(Records that describe figures)
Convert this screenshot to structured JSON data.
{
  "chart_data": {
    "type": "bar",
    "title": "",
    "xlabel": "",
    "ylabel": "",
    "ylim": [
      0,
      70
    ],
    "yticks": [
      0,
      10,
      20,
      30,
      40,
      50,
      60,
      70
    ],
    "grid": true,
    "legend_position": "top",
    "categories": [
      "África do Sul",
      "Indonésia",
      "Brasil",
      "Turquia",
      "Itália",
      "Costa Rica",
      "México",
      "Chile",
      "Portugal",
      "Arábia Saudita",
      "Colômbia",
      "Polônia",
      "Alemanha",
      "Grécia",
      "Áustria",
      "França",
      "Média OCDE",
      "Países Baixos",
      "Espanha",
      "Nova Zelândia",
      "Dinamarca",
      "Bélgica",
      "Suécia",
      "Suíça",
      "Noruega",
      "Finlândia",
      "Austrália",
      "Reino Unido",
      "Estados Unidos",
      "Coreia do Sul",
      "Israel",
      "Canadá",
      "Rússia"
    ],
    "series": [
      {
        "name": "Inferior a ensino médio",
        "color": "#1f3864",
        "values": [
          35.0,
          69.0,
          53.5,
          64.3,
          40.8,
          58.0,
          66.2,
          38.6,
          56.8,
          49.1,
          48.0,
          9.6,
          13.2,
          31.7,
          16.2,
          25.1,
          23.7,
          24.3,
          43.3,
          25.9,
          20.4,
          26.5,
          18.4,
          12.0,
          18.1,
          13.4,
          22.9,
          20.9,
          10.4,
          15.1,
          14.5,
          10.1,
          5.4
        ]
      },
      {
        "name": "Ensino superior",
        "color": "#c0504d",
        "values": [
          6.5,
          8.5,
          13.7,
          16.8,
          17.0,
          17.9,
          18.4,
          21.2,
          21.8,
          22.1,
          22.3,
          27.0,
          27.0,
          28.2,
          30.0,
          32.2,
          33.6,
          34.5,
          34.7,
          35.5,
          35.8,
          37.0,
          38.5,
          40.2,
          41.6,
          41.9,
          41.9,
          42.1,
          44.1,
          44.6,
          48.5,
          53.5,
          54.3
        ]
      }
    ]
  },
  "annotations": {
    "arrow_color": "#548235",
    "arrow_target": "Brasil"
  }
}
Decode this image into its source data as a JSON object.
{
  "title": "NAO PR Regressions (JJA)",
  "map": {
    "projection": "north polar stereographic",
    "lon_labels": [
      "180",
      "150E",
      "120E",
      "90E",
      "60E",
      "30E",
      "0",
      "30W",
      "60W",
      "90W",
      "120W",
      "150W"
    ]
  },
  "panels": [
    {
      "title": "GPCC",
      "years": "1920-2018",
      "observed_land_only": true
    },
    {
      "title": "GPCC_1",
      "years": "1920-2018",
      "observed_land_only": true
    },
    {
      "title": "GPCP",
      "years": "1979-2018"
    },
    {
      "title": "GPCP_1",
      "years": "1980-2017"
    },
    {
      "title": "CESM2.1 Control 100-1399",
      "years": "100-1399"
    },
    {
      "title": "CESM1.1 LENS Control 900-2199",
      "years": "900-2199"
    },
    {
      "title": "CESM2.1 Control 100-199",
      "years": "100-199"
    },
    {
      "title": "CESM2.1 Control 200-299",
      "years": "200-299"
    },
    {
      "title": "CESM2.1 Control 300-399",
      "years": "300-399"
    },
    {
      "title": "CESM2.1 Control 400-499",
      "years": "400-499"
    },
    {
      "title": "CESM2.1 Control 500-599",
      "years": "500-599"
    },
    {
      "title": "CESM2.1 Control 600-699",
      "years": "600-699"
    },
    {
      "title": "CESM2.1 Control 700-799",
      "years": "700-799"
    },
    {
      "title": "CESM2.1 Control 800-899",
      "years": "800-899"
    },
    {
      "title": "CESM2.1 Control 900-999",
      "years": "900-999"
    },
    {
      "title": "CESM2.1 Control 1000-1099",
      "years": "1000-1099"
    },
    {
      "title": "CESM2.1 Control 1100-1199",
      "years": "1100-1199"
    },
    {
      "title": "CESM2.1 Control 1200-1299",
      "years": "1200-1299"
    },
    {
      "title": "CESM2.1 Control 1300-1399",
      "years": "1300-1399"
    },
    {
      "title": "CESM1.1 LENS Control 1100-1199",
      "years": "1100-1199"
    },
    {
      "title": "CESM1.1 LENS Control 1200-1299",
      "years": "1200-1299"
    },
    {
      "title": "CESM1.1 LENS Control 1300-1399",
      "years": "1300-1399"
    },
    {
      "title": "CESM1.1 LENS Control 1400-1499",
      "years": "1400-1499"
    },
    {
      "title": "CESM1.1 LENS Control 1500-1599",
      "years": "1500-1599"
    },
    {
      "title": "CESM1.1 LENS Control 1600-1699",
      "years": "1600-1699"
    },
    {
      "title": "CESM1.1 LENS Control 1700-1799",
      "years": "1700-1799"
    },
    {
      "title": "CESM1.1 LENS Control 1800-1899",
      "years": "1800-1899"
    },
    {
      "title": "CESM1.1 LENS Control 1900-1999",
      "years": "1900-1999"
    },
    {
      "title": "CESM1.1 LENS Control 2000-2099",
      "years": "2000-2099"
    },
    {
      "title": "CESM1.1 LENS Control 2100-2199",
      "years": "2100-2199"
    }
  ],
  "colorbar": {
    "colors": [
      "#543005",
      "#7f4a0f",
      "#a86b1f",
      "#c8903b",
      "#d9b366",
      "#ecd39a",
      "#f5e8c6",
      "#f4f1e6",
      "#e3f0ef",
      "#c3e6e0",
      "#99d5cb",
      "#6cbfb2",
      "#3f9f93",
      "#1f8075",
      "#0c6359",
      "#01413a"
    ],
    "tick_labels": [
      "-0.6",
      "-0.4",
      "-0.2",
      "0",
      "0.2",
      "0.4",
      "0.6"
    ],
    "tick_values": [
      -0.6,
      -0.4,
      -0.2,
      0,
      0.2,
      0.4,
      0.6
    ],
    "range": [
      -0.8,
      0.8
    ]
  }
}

Goal ▸ Extract the complete listing verbatim.

Solved exercise ▸
Convert this screenshot to structured JSON data.
{
  "chart_data": {
    "type": "bar",
    "title": "",
    "xlabel": "",
    "ylabel": "",
    "ylim": [
      0,
      70
    ],
    "yticks": [
      0,
      10,
      20,
      30,
      40,
      50,
      60,
      70
    ],
    "grid": true,
    "legend_position": "top",
    "categories": [
      "África do Sul",
      "Indonésia",
      "Brasil",
      "Turquia",
      "Itália",
      "Costa Rica",
      "México",
      "Chile",
      "Portugal",
      "Arábia Saudita",
      "Colômbia",
      "Polônia",
      "Alemanha",
      "Grécia",
      "Áustria",
      "França",
      "Média OCDE",
      "Países Baixos",
      "Espanha",
      "Nova Zelândia",
      "Dinamarca",
      "Bélgica",
      "Suécia",
      "Suíça",
      "Noruega",
      "Finlândia",
      "Austrália",
      "Reino Unido",
      "Estados Unidos",
      "Coreia do Sul",
      "Israel",
      "Canadá",
      "Rússia"
    ],
    "series": [
      {
        "name": "Inferior a ensino médio",
        "color": "#1f3864",
        "values": [
          35.0,
          69.0,
          53.5,
          64.3,
          40.8,
          58.0,
          66.2,
          38.6,
          56.8,
          49.1,
          48.0,
          9.6,
          13.2,
          31.7,
          16.2,
          25.1,
          23.7,
          24.3,
          43.3,
          25.9,
          20.4,
          26.5,
          18.4,
          12.0,
          18.1,
          13.4,
          22.9,
          20.9,
          10.4,
          15.1,
          14.5,
          10.1,
          5.4
        ]
      },
      {
        "name": "Ensino superior",
        "color": "#c0504d",
        "values": [
          6.5,
          8.5,
          13.7,
          16.8,
          17.0,
          17.9,
          18.4,
          21.2,
          21.8,
          22.1,
          22.3,
          27.0,
          27.0,
          28.2,
          30.0,
          32.2,
          33.6,
          34.5,
          34.7,
          35.5,
          35.8,
          37.0,
          38.5,
          40.2,
          41.6,
          41.9,
          41.9,
          42.1,
          44.1,
          44.6,
          48.5,
          53.5,
          54.3
        ]
      }
    ]
  },
  "annotations": {
    "arrow_color": "#548235",
    "arrow_target": "Brasil"
  }
}
Decode this image into its source data as a JSON object.
{
  "title": "NAO PR Regressions (JJA)",
  "map": {
    "projection": "north polar stereographic",
    "lon_labels": [
      "180",
      "150E",
      "120E",
      "90E",
      "60E",
      "30E",
      "0",
      "30W",
      "60W",
      "90W",
      "120W",
      "150W"
    ]
  },
  "panels": [
    {
      "title": "GPCC",
      "years": "1920-2018",
      "observed_land_only": true
    },
    {
      "title": "GPCC_1",
      "years": "1920-2018",
      "observed_land_only": true
    },
    {
      "title": "GPCP",
      "years": "1979-2018"
    },
    {
      "title": "GPCP_1",
      "years": "1980-2017"
    },
    {
      "title": "CESM2.1 Control 100-1399",
      "years": "100-1399"
    },
    {
      "title": "CESM1.1 LENS Control 900-2199",
      "years": "900-2199"
    },
    {
      "title": "CESM2.1 Control 100-199",
      "years": "100-199"
    },
    {
      "title": "CESM2.1 Control 200-299",
      "years": "200-299"
    },
    {
      "title": "CESM2.1 Control 300-399",
      "years": "300-399"
    },
    {
      "title": "CESM2.1 Control 400-499",
      "years": "400-499"
    },
    {
      "title": "CESM2.1 Control 500-599",
      "years": "500-599"
    },
    {
      "title": "CESM2.1 Control 600-699",
      "years": "600-699"
    },
    {
      "title": "CESM2.1 Control 700-799",
      "years": "700-799"
    },
    {
      "title": "CESM2.1 Control 800-899",
      "years": "800-899"
    },
    {
      "title": "CESM2.1 Control 900-999",
      "years": "900-999"
    },
    {
      "title": "CESM2.1 Control 1000-1099",
      "years": "1000-1099"
    },
    {
      "title": "CESM2.1 Control 1100-1199",
      "years": "1100-1199"
    },
    {
      "title": "CESM2.1 Control 1200-1299",
      "years": "1200-1299"
    },
    {
      "title": "CESM2.1 Control 1300-1399",
      "years": "1300-1399"
    },
    {
      "title": "CESM1.1 LENS Control 1100-1199",
      "years": "1100-1199"
    },
    {
      "title": "CESM1.1 LENS Control 1200-1299",
      "years": "1200-1299"
    },
    {
      "title": "CESM1.1 LENS Control 1300-1399",
      "years": "1300-1399"
    },
    {
      "title": "CESM1.1 LENS Control 1400-1499",
      "years": "1400-1499"
    },
    {
      "title": "CESM1.1 LENS Control 1500-1599",
      "years": "1500-1599"
    },
    {
      "title": "CESM1.1 LENS Control 1600-1699",
      "years": "1600-1699"
    },
    {
      "title": "CESM1.1 LENS Control 1700-1799",
      "years": "1700-1799"
    },
    {
      "title": "CESM1.1 LENS Control 1800-1899",
      "years": "1800-1899"
    },
    {
      "title": "CESM1.1 LENS Control 1900-1999",
      "years": "1900-1999"
    },
    {
      "title": "CESM1.1 LENS Control 2000-2099",
      "years": "2000-2099"
    },
    {
      "title": "CESM1.1 LENS Control 2100-2199",
      "years": "2100-2199"
    }
  ],
  "colorbar": {
    "colors": [
      "#543005",
      "#7f4a0f",
      "#a86b1f",
      "#c8903b",
      "#d9b366",
      "#ecd39a",
      "#f5e8c6",
      "#f4f1e6",
      "#e3f0ef",
      "#c3e6e0",
      "#99d5cb",
      "#6cbfb2",
      "#3f9f93",
      "#1f8075",
      "#0c6359",
      "#01413a"
    ],
    "tick_labels": [
      "-0.6",
      "-0.4",
      "-0.2",
      "0",
      "0.2",
      "0.4",
      "0.6"
    ],
    "tick_values": [
      -0.6,
      -0.4,
      -0.2,
      0,
      0.2,
      0.4,
      0.6
    ],
    "range": [
      -0.8,
      0.8
    ]
  }
}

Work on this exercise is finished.